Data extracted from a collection
┄┄┄┄┄┄

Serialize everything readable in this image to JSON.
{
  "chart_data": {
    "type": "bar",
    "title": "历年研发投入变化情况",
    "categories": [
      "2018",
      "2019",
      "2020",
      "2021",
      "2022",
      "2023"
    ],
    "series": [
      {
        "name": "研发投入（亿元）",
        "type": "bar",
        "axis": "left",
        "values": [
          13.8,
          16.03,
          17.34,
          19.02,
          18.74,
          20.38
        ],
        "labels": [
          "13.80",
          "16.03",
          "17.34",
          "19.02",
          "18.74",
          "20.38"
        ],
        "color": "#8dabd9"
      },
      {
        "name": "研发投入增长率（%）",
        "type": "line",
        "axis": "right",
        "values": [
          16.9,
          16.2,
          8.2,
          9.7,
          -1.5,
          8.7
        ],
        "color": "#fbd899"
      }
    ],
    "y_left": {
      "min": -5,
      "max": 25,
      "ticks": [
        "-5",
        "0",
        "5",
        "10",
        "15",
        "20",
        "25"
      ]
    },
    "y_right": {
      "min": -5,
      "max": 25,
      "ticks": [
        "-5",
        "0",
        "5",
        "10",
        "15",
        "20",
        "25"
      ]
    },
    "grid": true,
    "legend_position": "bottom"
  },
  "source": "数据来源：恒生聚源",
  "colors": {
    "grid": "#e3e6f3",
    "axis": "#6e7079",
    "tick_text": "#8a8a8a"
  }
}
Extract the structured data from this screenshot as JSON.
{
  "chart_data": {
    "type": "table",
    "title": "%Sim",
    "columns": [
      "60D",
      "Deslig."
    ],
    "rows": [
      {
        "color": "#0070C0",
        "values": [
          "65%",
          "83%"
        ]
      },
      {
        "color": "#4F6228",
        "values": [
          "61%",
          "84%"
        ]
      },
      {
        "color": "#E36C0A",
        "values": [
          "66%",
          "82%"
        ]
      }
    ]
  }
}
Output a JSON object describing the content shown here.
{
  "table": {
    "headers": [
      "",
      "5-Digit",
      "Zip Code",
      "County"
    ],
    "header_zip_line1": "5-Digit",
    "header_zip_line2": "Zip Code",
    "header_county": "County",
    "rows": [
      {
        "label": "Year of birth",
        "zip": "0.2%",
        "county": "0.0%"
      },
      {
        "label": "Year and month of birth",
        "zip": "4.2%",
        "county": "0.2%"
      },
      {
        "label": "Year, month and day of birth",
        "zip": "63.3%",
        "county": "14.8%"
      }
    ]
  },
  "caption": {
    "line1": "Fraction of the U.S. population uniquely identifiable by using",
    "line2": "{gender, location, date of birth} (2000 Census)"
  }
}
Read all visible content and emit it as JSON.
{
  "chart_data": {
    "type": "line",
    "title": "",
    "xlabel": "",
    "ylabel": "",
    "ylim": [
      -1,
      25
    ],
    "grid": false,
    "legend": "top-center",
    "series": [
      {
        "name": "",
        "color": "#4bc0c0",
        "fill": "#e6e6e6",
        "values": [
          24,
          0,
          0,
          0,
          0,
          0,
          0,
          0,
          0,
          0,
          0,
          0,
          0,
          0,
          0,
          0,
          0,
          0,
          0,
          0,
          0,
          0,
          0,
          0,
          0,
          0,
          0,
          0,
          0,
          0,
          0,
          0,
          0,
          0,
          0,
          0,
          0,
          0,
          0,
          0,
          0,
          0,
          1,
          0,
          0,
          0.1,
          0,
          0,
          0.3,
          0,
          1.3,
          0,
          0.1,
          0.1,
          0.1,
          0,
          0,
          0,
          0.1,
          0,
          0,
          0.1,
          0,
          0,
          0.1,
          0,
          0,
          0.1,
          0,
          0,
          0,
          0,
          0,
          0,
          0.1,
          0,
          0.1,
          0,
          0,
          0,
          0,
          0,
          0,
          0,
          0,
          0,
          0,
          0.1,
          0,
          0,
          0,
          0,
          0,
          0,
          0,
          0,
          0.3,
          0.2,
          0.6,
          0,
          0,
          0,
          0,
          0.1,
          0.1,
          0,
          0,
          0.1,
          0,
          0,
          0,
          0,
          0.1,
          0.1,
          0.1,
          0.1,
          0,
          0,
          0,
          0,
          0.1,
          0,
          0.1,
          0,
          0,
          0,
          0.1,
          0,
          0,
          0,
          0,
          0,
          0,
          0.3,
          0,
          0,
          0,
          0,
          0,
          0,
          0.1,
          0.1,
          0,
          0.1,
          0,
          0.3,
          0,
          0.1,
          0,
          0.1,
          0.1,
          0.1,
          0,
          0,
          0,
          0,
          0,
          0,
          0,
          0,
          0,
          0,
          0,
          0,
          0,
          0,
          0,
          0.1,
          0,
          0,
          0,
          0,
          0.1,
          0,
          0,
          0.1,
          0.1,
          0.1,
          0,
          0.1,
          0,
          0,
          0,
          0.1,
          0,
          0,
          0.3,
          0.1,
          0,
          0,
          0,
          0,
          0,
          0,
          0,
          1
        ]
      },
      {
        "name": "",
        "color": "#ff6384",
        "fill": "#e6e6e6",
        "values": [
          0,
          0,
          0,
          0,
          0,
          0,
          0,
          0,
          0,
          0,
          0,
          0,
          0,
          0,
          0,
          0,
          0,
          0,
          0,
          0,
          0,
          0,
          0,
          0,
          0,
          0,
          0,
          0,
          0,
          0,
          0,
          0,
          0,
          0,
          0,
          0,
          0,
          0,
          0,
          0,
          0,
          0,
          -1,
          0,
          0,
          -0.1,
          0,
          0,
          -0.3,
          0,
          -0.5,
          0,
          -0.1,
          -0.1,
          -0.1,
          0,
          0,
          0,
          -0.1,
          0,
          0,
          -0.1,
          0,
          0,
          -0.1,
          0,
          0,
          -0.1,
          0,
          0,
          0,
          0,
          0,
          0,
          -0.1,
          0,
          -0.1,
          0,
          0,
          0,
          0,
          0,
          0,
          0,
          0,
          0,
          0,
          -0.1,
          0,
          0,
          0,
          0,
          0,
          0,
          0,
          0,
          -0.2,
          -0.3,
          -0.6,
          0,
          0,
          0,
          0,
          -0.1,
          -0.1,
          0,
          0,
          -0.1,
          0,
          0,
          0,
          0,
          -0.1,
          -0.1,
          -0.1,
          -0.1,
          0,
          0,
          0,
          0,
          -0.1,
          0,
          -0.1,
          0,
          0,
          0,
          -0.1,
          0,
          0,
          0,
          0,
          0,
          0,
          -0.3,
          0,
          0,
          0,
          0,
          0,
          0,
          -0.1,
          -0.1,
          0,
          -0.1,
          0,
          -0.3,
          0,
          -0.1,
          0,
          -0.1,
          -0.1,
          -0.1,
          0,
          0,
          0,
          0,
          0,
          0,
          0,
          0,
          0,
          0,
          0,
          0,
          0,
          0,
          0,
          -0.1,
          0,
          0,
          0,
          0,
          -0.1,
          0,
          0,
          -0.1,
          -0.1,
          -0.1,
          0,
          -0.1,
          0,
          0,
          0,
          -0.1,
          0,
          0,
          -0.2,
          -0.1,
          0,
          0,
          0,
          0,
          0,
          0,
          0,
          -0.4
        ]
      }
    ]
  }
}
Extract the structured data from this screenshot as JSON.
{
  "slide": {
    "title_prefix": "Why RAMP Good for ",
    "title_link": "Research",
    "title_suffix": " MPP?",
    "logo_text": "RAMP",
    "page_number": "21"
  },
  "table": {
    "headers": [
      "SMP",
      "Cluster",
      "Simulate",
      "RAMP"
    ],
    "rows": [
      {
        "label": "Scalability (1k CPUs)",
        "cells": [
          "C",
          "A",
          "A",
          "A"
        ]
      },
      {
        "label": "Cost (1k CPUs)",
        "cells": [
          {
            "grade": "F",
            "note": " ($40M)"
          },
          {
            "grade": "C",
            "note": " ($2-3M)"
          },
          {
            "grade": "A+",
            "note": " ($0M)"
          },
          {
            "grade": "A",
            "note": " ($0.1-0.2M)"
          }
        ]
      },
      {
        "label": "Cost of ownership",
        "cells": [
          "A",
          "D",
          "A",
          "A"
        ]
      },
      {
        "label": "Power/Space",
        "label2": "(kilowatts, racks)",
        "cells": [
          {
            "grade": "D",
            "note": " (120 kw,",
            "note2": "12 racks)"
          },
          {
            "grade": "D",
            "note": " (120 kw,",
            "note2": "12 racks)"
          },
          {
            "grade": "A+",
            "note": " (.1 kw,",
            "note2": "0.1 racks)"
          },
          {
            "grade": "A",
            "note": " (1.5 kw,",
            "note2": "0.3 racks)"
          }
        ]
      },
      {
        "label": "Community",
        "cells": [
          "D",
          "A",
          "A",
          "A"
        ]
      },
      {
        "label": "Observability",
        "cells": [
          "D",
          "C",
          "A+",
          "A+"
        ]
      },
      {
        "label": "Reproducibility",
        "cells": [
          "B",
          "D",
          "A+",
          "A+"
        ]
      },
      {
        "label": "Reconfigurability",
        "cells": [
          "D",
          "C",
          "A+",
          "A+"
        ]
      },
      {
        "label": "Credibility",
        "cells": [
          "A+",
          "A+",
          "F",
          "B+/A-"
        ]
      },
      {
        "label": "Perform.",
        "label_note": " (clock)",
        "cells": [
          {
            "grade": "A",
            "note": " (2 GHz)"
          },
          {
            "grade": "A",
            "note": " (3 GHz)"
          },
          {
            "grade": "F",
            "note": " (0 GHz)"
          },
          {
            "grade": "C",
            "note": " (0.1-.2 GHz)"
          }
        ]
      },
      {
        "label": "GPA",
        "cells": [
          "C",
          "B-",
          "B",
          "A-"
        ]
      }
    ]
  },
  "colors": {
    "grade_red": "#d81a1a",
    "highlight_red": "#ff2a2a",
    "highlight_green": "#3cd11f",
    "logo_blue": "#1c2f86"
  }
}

┄┄┄┄┄┄

[Objective]: Answer with one number only: how many lines above contain the word "racks".

[Solution to the exercise]: 5